DIRECTIONS FOR THIS TASK: Only the number is needed: how many lines contain the word "puntos"?

TASK INPUTS:
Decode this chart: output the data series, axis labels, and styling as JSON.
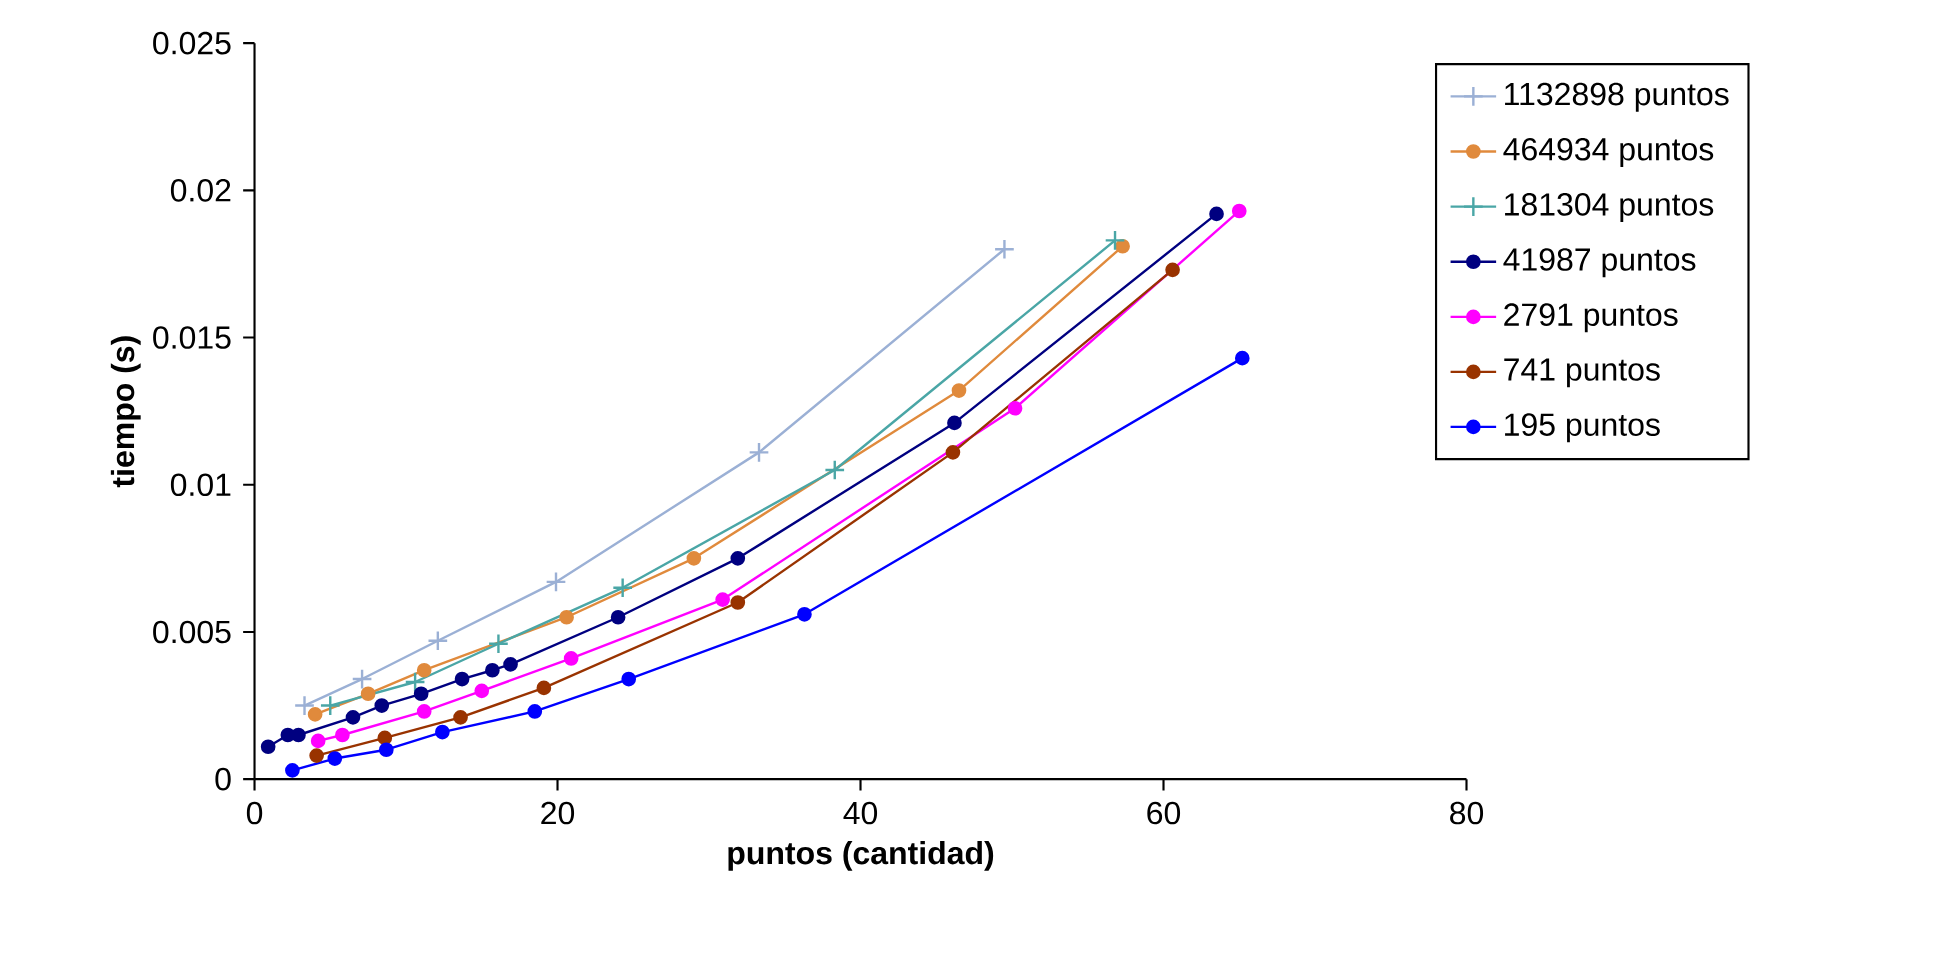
{
  "chart_data": {
    "type": "line",
    "xlabel": "puntos (cantidad)",
    "ylabel": "tiempo (s)",
    "xlim": [
      0,
      80
    ],
    "ylim": [
      0,
      0.025
    ],
    "xticks": [
      0,
      20,
      40,
      60,
      80
    ],
    "yticks": [
      0,
      0.005,
      0.01,
      0.015,
      0.02,
      0.025
    ],
    "grid": false,
    "legend": "right",
    "line_style": "solid",
    "series": [
      {
        "name": "1132898 puntos",
        "color": "#9bb0d5",
        "marker": "cross",
        "x": [
          3.3,
          7.1,
          12.1,
          19.9,
          33.3,
          49.5
        ],
        "values": [
          0.0025,
          0.0034,
          0.0047,
          0.0067,
          0.0111,
          0.018
        ]
      },
      {
        "name": "464934 puntos",
        "color": "#e08a3c",
        "marker": "circle",
        "x": [
          4.0,
          7.5,
          11.2,
          20.6,
          29.0,
          46.5,
          57.3
        ],
        "values": [
          0.0022,
          0.0029,
          0.0037,
          0.0055,
          0.0075,
          0.0132,
          0.0181
        ]
      },
      {
        "name": "181304 puntos",
        "color": "#4aa6a6",
        "marker": "cross",
        "x": [
          5.0,
          10.6,
          16.1,
          24.3,
          38.3,
          56.8
        ],
        "values": [
          0.0025,
          0.0033,
          0.0046,
          0.0065,
          0.0105,
          0.0183
        ]
      },
      {
        "name": "41987 puntos",
        "color": "#000080",
        "marker": "circle",
        "x": [
          0.9,
          2.2,
          2.9,
          6.5,
          8.4,
          11.0,
          13.7,
          15.7,
          16.9,
          24.0,
          31.9,
          46.2,
          63.5
        ],
        "values": [
          0.0011,
          0.0015,
          0.0015,
          0.0021,
          0.0025,
          0.0029,
          0.0034,
          0.0037,
          0.0039,
          0.0055,
          0.0075,
          0.0121,
          0.0192
        ]
      },
      {
        "name": "2791 puntos",
        "color": "#ff00ff",
        "marker": "circle",
        "x": [
          4.2,
          5.8,
          11.2,
          15.0,
          20.9,
          30.9,
          50.2,
          65.0
        ],
        "values": [
          0.0013,
          0.0015,
          0.0023,
          0.003,
          0.0041,
          0.0061,
          0.0126,
          0.0193
        ]
      },
      {
        "name": "741 puntos",
        "color": "#993300",
        "marker": "circle",
        "x": [
          4.1,
          8.6,
          13.6,
          19.1,
          31.9,
          46.1,
          60.6
        ],
        "values": [
          0.0008,
          0.0014,
          0.0021,
          0.0031,
          0.006,
          0.0111,
          0.0173
        ]
      },
      {
        "name": "195 puntos",
        "color": "#0000ff",
        "marker": "circle",
        "x": [
          2.5,
          5.3,
          8.7,
          12.4,
          18.5,
          24.7,
          36.3,
          65.2
        ],
        "values": [
          0.0003,
          0.0007,
          0.001,
          0.0016,
          0.0023,
          0.0034,
          0.0056,
          0.0143
        ]
      }
    ]
  }
}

EXERCISE SOLUTION: 8